====== Provided information ======
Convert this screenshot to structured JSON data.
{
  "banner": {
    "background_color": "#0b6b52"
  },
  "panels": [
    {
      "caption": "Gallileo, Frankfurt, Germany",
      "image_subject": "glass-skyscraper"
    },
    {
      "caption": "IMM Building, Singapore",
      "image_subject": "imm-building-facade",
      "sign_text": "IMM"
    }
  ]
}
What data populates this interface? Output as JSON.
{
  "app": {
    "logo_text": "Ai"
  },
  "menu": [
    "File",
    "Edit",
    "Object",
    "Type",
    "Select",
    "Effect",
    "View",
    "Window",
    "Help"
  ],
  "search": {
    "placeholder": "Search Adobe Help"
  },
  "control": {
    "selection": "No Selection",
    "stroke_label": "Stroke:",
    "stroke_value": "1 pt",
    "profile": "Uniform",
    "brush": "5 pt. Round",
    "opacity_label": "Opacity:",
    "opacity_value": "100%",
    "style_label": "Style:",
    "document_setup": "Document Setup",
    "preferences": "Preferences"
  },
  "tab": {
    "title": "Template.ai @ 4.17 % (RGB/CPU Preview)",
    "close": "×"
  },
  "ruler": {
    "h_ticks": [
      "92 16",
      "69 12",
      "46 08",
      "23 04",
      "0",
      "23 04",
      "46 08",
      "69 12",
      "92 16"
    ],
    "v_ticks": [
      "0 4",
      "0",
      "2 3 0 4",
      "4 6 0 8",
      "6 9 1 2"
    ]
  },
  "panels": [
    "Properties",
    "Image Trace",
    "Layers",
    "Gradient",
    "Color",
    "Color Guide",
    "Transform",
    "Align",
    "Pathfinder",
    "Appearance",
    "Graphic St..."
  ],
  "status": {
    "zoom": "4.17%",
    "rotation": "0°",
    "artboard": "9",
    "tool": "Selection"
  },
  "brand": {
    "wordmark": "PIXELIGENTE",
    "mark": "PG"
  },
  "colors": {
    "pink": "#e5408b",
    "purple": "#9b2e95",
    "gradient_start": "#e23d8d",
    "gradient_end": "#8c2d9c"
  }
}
======
▶ Problem description
Every entry should be printed again exactly as written.

▶ Final result
Convert this screenshot to structured JSON data.
{
  "banner": {
    "background_color": "#0b6b52"
  },
  "panels": [
    {
      "caption": "Gallileo, Frankfurt, Germany",
      "image_subject": "glass-skyscraper"
    },
    {
      "caption": "IMM Building, Singapore",
      "image_subject": "imm-building-facade",
      "sign_text": "IMM"
    }
  ]
}
What data populates this interface? Output as JSON.
{
  "app": {
    "logo_text": "Ai"
  },
  "menu": [
    "File",
    "Edit",
    "Object",
    "Type",
    "Select",
    "Effect",
    "View",
    "Window",
    "Help"
  ],
  "search": {
    "placeholder": "Search Adobe Help"
  },
  "control": {
    "selection": "No Selection",
    "stroke_label": "Stroke:",
    "stroke_value": "1 pt",
    "profile": "Uniform",
    "brush": "5 pt. Round",
    "opacity_label": "Opacity:",
    "opacity_value": "100%",
    "style_label": "Style:",
    "document_setup": "Document Setup",
    "preferences": "Preferences"
  },
  "tab": {
    "title": "Template.ai @ 4.17 % (RGB/CPU Preview)",
    "close": "×"
  },
  "ruler": {
    "h_ticks": [
      "92 16",
      "69 12",
      "46 08",
      "23 04",
      "0",
      "23 04",
      "46 08",
      "69 12",
      "92 16"
    ],
    "v_ticks": [
      "0 4",
      "0",
      "2 3 0 4",
      "4 6 0 8",
      "6 9 1 2"
    ]
  },
  "panels": [
    "Properties",
    "Image Trace",
    "Layers",
    "Gradient",
    "Color",
    "Color Guide",
    "Transform",
    "Align",
    "Pathfinder",
    "Appearance",
    "Graphic St..."
  ],
  "status": {
    "zoom": "4.17%",
    "rotation": "0°",
    "artboard": "9",
    "tool": "Selection"
  },
  "brand": {
    "wordmark": "PIXELIGENTE",
    "mark": "PG"
  },
  "colors": {
    "pink": "#e5408b",
    "purple": "#9b2e95",
    "gradient_start": "#e23d8d",
    "gradient_end": "#8c2d9c"
  }
}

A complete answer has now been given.